**OBJECTIVE**: Format the records from the start through the line containing "paragraph-signage-production: 在今年 5" as a JSON list of strings, one string per line and no blank lines.

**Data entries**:
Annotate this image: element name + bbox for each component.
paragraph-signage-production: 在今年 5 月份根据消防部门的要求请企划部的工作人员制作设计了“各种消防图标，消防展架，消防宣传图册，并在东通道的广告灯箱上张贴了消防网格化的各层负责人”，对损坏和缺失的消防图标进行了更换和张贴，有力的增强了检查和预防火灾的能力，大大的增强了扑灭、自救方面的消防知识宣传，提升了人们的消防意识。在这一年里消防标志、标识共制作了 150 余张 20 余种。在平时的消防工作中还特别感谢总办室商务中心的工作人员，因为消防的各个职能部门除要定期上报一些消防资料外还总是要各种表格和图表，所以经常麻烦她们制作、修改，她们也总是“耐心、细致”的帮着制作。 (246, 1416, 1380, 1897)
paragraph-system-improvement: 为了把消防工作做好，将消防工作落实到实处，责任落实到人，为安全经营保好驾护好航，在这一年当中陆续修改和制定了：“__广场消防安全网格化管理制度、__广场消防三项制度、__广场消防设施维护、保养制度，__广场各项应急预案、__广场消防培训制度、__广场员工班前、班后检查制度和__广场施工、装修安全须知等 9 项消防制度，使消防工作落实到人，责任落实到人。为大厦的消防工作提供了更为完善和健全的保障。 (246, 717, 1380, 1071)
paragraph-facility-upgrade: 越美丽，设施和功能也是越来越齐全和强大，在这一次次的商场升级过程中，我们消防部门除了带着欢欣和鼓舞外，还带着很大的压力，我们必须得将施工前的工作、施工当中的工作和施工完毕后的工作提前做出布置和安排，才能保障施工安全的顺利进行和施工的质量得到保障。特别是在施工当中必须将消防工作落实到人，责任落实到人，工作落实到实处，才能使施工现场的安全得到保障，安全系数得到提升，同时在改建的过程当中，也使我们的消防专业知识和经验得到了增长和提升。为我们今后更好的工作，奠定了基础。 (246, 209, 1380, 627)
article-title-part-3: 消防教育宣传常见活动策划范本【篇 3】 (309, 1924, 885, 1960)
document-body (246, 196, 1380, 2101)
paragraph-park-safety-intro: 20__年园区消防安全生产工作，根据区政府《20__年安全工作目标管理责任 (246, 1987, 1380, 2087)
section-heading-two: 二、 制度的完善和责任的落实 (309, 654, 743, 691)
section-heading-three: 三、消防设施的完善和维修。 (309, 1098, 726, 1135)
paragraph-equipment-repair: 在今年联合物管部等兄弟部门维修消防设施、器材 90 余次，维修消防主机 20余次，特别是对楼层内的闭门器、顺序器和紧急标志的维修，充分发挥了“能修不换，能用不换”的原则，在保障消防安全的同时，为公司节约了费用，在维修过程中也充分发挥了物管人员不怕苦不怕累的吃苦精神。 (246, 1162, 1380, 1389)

**RESULT**:
[
  "Annotate this image: element name + bbox for each component.",
  "paragraph-signage-production: 在今年 5 月份根据消防部门的要求请企划部的工作人员制作设计了“各种消防图标，消防展架，消防宣传图册，并在东通道的广告灯箱上张贴了消防网格化的各层负责人”，对损坏和缺失的消防图标进行了更换和张贴，有力的增强了检查和预防火灾的能力，大大的增强了扑灭、自救方面的消防知识宣传，提升了人们的消防意识。在这一年里消防标志、标识共制作了 150 余张 20 余种。在平时的消防工作中还特别感谢总办室商务中心的工作人员，因为消防的各个职能部门除要定期上报一些消防资料外还总是要各种表格和图表，所以经常麻烦她们制作、修改，她们也总是“耐心、细致”的帮着制作。 (246, 1416, 1380, 1897)"
]